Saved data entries
--------------------------------

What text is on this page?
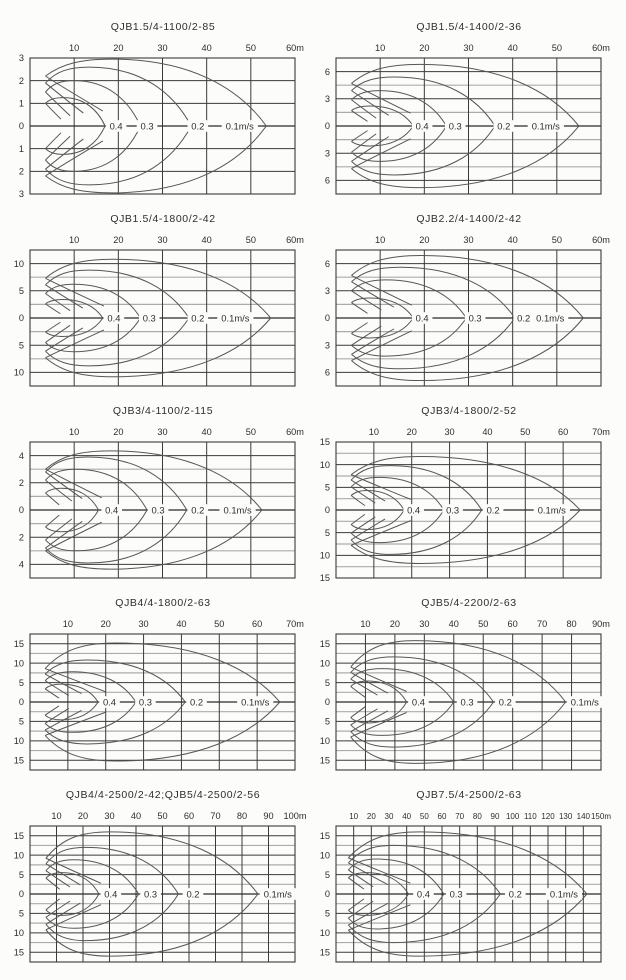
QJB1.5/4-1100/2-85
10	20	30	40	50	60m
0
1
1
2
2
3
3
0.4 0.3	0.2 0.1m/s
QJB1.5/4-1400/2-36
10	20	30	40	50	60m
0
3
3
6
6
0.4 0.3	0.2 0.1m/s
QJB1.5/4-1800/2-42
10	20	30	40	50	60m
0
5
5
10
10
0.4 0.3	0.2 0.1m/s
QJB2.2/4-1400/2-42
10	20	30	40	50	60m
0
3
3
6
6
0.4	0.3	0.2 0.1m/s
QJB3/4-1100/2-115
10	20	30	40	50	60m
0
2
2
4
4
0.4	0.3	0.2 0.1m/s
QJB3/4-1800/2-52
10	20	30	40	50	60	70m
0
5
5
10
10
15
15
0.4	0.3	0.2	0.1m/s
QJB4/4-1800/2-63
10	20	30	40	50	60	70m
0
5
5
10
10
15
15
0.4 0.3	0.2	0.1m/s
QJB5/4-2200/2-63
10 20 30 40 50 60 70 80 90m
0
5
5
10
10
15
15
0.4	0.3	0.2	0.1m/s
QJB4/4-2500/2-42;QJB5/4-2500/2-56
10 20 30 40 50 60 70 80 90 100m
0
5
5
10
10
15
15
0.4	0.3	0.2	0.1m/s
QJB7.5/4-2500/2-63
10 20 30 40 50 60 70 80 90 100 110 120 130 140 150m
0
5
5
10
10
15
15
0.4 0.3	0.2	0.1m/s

--------------------------------

● **REQUIRED WORK**:
Output the entries above exactly. Drop the pictures.

● **FINAL RESULT**:
What text is on this page?
QJB1.5/4-1100/2-85
10	20	30	40	50	60m
0
1
1
2
2
3
3
0.4 0.3	0.2 0.1m/s
QJB1.5/4-1400/2-36
10	20	30	40	50	60m
0
3
3
6
6
0.4 0.3	0.2 0.1m/s
QJB1.5/4-1800/2-42
10	20	30	40	50	60m
0
5
5
10
10
0.4 0.3	0.2 0.1m/s
QJB2.2/4-1400/2-42
10	20	30	40	50	60m
0
3
3
6
6
0.4	0.3	0.2 0.1m/s
QJB3/4-1100/2-115
10	20	30	40	50	60m
0
2
2
4
4
0.4	0.3	0.2 0.1m/s
QJB3/4-1800/2-52
10	20	30	40	50	60	70m
0
5
5
10
10
15
15
0.4	0.3	0.2	0.1m/s
QJB4/4-1800/2-63
10	20	30	40	50	60	70m
0
5
5
10
10
15
15
0.4 0.3	0.2	0.1m/s
QJB5/4-2200/2-63
10 20 30 40 50 60 70 80 90m
0
5
5
10
10
15
15
0.4	0.3	0.2	0.1m/s
QJB4/4-2500/2-42;QJB5/4-2500/2-56
10 20 30 40 50 60 70 80 90 100m
0
5
5
10
10
15
15
0.4	0.3	0.2	0.1m/s
QJB7.5/4-2500/2-63
10 20 30 40 50 60 70 80 90 100 110 120 130 140 150m
0
5
5
10
10
15
15
0.4 0.3	0.2	0.1m/s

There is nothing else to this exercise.